• Extrait
# # # # # # #

3 questions à Carole Guéchi, Directrice de l’Accessibilité SNCF
Voilà plus de 10 ans que la SNCF améliore en continu l’accessibilité de ses infrastructures et de son matériel roulant pour favoriser la mobilité des voyageurs à besoins spécifiques. Focus sur une politique exemplaire basée sur 4 piliers : la concertation des usagers, l’accessibilité physique, l’aide humaine et les services digitaux.
Bonjour Madame Guéchi. Vous êtes Directrice de l’Accessibilité du groupe SNCF. Pouvez-vous nous expliquer en quoi consiste votre mission ?
Je suis en effet Directrice de l’Accessibilité du groupe SNCF depuis septembre 2015. La Direction de l’Accessibilité a pour mission de piloter la politique d’accessibilité pour tout le groupe, en ce qui concerne les déplacements des voyageurs handicapés et à mobilité réduite. Nous sommes en charge du suivi du schéma directeur d’accessibilité des services ferroviaires nationaux SDNA/Ad’AP pour le compte de l’Etat. Concrètement, nous veillons à ce que l’ordonnance du 26 septembre 2014 soit appliquée dans les règles et que le programme des travaux se déroule bien. Le schéma directeur national porte sur les 160 plus grandes gares de France, qui doivent être mises en accessibilité d’ici 2024. Il existe en parallèle 20 schémas directeurs régionaux pour les quelques 730 gares restantes, dont 209 sont situées en Île-de-France.
Notre deuxième mission consiste à participer à l’élaboration des textes réglementaires français et européens concernant l’accessibilité des transports, mais aussi à leur évolution. Nous siégeons donc à la Commission européenne du rail en tant que transporteur. Nous travaillons aussi avec le Ministère des Transports français, entre autres sur les projets de la loi d’orientation sur les mobilités, dite LOM, et la loi sur l’adaptation de la société au vieillissement. Nous participons à un groupe de travail sur l’inclusion des séniors afin de bien comprendre et anticiper les enjeux de demain.
Le troisième pilier de notre action, c’est notre démarche partenariale avec le monde associatif. Nous avons créé 2 instances pour l’information et la concertation des personnes handicapées et personnes âgées. Premièrement, le Conseil Consultatif pour l’Accessibilité, qui comprend 9 associations et se réunit 2 à 3 fois par an. D’autre part, les commissions techniques qui ont lieu une fois par mois avec les référents transports mandatés par ces associations. Ces commissions ont pour objectif de travailler sur des projets spécifiques concernant de nouveaux équipements dans les gares, le matériel roulant ou les outils numériques : tests de prototypes, cahiers des charges, recommandations, etc. Par exemple, les portiques de sécurité pour l’accès aux quais des TGV ont fait l’objet d’une commission pour les adapter aux personnes handicapées : hauteur et largeur de passage, inclinaison de l’écran, vitrophanie, etc. Nous menons actuellement une grande concertation concernant le projet du nouveau TGV qui roulera en 2023, avec les ingénieurs d’Alstom, pour le rendre le plus confortable possible pour les personnes à mobilité réduite. La compréhension des besoins des personnes handicapées est un énorme travail. Nous en sommes déjà à 2 000 heures de concertation.

# # # # # # #

• Consignes
a: D'après l'entretien sur l'accessibilité à la SNCF, combien de gares le schéma directeur national couvre-t-il, et avant quelle année doivent-elles être accessibles ?
b: Selon l'entretien sur l'accessibilité à la SNCF, pourquoi une commission a-t-elle travaillé sur les portiques de sécurité d'accès aux quais des TGV ? Répondez en une à trois phrases.

• Enregistrements conservés
# # # # # # #

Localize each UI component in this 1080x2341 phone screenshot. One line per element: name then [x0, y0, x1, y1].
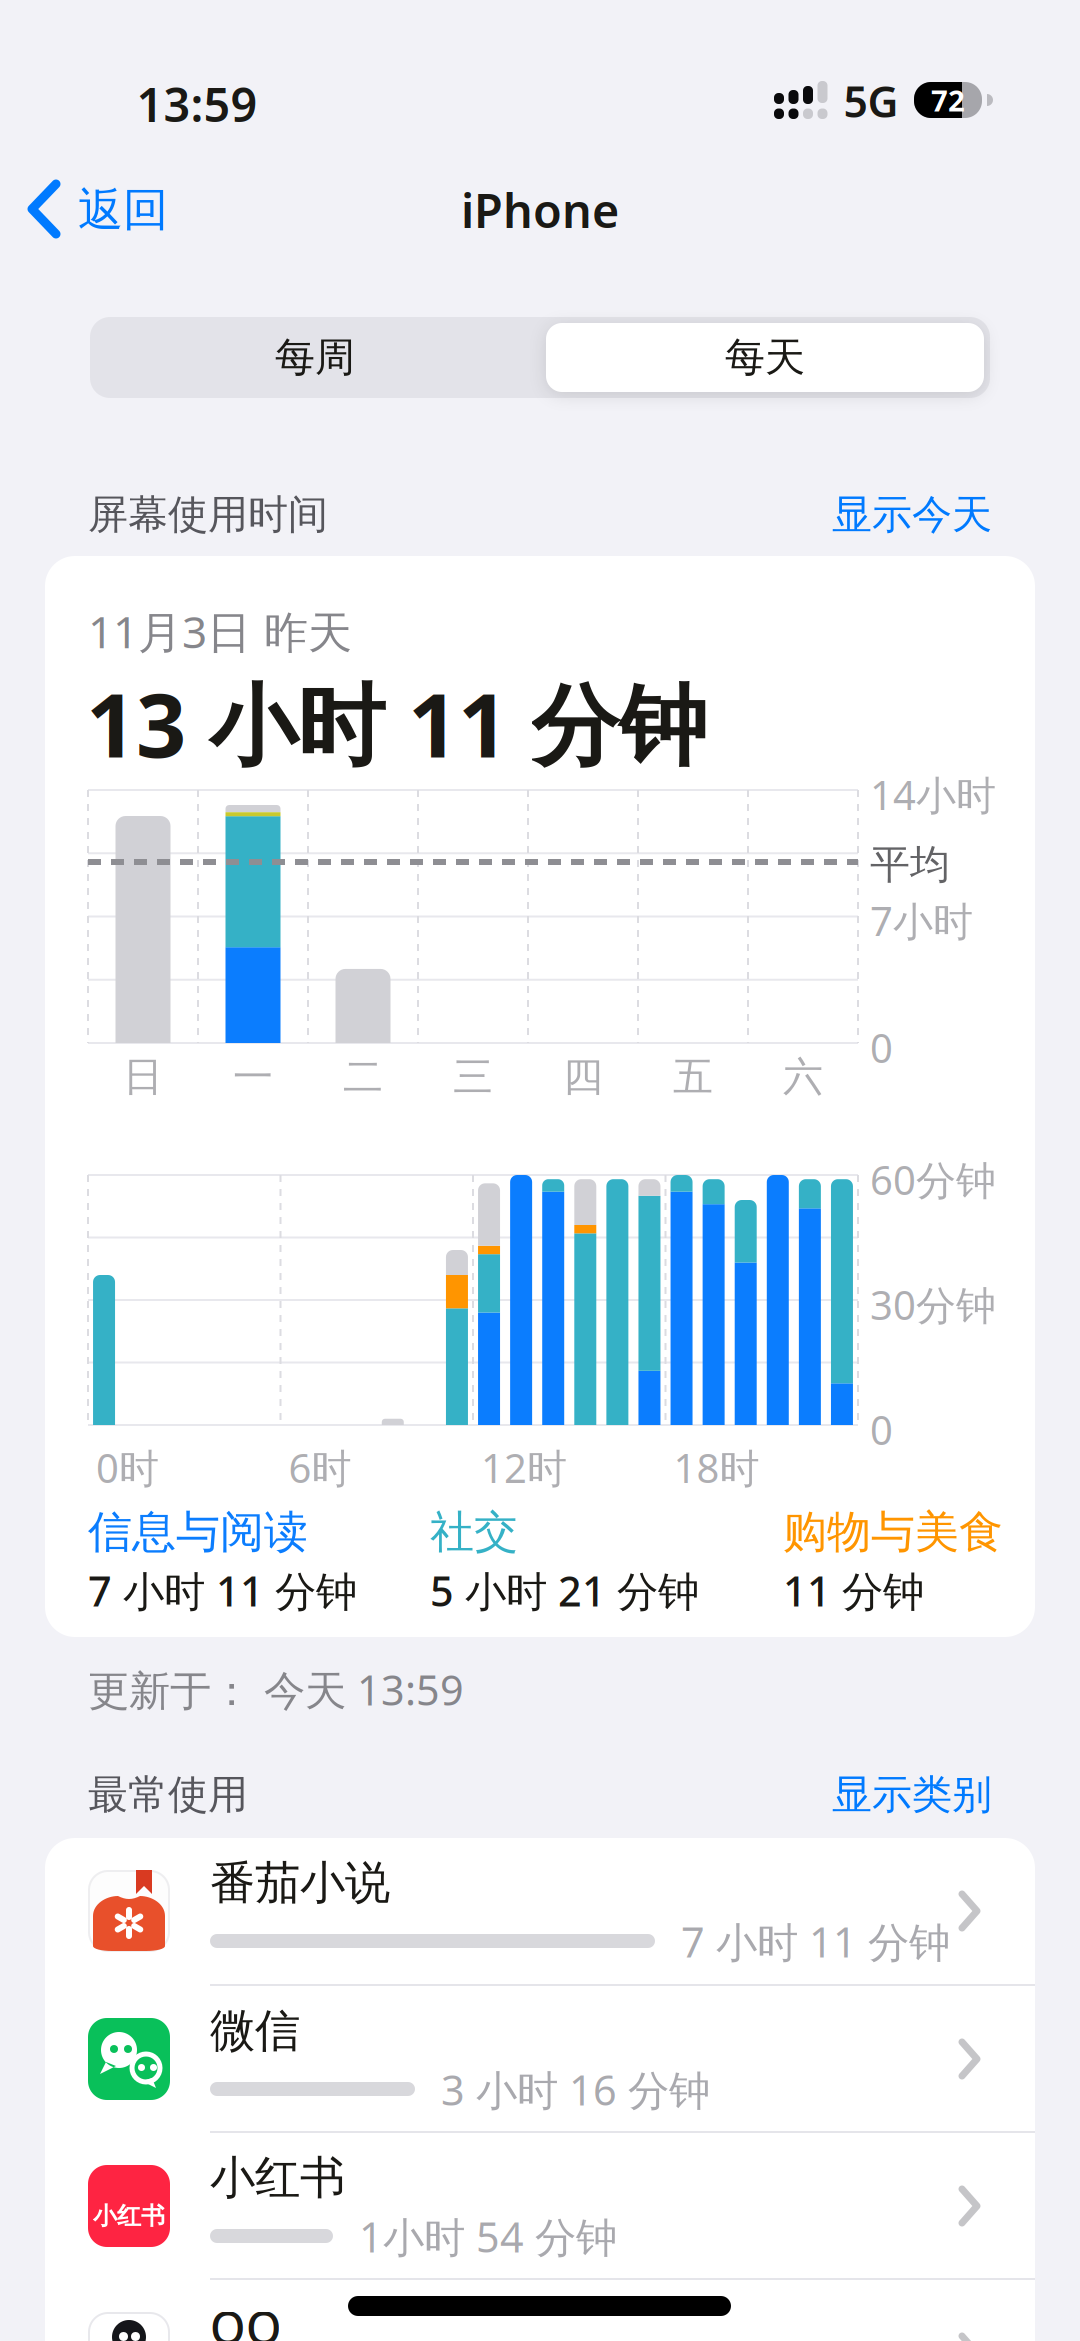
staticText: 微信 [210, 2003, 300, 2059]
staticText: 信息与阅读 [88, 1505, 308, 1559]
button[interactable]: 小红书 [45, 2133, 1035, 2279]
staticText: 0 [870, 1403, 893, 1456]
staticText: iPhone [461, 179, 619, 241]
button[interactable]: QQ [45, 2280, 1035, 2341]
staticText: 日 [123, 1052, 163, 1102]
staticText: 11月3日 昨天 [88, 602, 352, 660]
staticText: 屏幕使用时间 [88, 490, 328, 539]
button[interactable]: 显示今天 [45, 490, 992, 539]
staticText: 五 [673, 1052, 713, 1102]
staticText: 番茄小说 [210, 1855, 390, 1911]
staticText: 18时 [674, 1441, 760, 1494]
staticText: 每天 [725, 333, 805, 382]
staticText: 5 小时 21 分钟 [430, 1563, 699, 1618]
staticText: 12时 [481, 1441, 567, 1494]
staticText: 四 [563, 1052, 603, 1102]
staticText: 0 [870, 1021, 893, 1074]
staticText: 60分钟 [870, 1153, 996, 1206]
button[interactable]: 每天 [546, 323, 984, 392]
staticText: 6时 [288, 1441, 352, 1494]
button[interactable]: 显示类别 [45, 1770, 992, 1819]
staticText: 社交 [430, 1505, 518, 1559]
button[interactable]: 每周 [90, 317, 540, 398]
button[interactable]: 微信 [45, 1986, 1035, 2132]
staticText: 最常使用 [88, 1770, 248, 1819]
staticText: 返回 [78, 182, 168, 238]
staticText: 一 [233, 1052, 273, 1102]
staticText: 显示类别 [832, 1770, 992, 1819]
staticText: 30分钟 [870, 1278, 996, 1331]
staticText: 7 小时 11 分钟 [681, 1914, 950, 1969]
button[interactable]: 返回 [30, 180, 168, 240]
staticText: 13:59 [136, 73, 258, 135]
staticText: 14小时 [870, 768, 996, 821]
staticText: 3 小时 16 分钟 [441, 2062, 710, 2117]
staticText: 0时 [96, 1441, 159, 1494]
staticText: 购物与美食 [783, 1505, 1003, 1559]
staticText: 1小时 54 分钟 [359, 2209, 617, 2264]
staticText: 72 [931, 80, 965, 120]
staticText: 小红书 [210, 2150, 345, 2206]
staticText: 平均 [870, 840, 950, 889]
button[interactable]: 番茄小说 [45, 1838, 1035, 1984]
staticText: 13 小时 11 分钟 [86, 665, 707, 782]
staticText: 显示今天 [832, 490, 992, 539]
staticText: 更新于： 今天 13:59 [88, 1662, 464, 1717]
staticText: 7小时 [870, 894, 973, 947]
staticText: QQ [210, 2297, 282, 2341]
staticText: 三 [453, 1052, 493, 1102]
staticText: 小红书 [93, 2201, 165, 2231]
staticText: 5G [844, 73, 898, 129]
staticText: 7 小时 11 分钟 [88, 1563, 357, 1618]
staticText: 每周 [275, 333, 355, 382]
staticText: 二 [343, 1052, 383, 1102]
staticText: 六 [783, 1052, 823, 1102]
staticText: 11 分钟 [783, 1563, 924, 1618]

# # # # # # #

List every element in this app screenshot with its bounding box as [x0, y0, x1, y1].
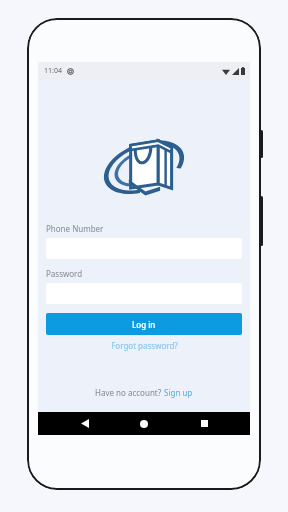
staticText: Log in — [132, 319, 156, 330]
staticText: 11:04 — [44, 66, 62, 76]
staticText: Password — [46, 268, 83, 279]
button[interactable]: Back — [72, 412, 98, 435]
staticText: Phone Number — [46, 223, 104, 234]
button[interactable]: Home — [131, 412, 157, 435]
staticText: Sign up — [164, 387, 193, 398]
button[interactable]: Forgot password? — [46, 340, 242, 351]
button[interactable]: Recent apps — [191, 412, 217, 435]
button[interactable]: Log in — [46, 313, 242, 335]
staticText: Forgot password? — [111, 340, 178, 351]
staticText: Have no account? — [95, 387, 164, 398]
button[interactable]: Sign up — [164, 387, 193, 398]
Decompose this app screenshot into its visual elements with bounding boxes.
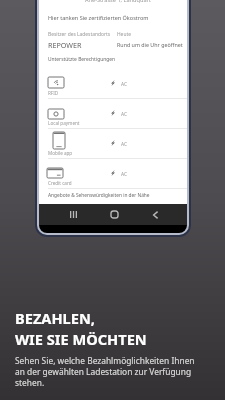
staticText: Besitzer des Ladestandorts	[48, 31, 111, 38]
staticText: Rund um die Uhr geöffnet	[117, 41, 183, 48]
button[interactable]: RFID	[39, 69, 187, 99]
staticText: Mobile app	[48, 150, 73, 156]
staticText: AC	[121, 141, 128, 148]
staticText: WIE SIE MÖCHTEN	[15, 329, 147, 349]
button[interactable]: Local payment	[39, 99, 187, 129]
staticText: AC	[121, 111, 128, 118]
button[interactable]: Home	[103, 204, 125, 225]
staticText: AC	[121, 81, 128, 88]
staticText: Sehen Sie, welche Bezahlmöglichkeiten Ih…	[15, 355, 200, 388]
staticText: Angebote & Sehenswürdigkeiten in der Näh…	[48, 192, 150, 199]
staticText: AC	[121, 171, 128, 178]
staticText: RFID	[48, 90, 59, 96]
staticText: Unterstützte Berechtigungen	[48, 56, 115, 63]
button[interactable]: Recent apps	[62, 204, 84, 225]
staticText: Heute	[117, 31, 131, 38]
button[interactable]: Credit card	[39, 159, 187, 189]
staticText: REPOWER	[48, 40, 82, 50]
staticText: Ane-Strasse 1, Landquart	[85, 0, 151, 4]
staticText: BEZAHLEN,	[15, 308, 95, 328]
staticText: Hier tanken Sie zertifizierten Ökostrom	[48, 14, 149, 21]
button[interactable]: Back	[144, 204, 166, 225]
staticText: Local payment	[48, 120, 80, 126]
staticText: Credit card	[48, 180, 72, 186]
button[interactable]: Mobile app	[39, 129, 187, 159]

# # # # # # #

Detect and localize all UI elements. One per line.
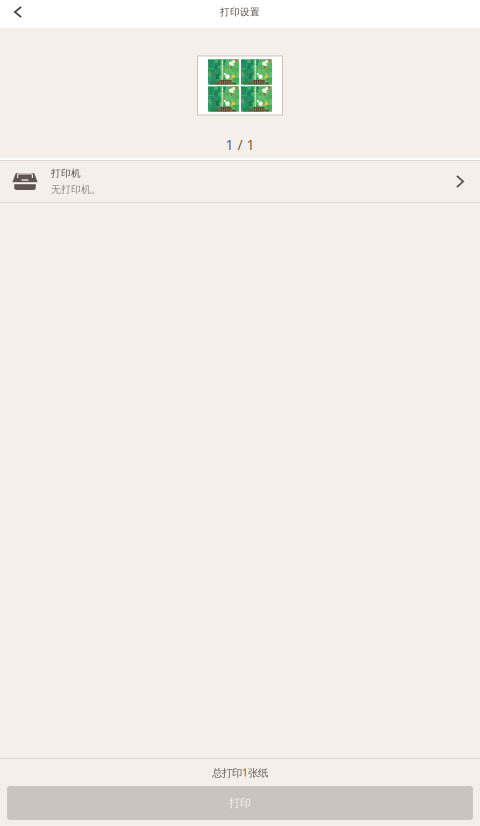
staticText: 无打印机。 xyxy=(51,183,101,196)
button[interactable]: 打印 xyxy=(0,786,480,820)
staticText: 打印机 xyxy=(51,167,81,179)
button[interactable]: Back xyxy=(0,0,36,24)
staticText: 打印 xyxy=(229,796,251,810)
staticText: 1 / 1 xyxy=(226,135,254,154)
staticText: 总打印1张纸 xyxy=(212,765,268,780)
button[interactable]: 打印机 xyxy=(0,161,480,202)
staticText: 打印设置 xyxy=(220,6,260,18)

# # # # # # #

• Réponses dans l'ordre
a: Il couvre les 160 plus grandes gares de France, qui doivent être accessibles d'ici 2024.

b: La commission a travaillé sur ces portiques pour les adapter aux personnes handicapées. Ses travaux ont porté notamment sur la hauteur et la largeur de passage, l'inclinaison de l'écran et la vitrophanie.